Stated task:
Collect every line below that contains the string "bottom", matching case exactly.

-- Provided information start --

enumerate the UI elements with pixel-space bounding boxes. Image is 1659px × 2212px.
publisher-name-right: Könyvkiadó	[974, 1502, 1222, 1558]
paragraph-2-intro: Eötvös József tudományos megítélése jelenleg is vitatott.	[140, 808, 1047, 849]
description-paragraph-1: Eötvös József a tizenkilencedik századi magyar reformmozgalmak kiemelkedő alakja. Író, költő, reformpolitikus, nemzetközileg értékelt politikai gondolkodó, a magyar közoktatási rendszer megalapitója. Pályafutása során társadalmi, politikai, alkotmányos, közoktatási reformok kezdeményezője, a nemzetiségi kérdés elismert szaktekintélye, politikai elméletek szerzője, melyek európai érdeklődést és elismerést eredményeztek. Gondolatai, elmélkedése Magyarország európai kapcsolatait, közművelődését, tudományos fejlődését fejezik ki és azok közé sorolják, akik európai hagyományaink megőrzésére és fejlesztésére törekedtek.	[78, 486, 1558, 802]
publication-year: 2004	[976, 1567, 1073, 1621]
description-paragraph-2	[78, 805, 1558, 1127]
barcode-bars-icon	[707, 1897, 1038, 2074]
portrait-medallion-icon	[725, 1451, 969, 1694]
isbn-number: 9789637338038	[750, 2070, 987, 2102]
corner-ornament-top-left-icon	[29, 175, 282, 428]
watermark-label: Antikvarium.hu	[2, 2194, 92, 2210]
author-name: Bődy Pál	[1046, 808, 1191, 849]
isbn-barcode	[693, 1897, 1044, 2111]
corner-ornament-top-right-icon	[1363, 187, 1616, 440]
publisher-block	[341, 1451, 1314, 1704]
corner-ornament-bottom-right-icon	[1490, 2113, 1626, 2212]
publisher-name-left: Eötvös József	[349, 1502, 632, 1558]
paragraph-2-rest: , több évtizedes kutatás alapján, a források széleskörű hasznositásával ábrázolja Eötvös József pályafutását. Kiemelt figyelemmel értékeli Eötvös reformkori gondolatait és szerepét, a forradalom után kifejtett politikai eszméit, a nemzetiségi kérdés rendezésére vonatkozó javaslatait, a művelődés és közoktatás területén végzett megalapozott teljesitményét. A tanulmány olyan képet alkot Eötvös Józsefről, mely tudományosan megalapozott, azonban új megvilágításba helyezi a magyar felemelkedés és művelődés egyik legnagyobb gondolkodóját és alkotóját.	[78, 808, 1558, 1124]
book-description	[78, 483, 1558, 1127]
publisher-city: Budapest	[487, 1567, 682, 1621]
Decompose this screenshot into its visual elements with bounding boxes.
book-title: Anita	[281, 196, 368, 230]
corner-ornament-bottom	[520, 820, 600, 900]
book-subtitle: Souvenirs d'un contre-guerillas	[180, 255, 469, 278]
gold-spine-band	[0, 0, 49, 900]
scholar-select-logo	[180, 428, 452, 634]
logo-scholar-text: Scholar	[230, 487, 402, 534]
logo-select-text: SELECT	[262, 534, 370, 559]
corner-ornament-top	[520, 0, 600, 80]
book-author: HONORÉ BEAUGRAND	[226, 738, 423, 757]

-- Provided information end --

The reply:
corner-ornament-bottom-right-icon	[1490, 2113, 1626, 2212]
corner-ornament-bottom	[520, 820, 600, 900]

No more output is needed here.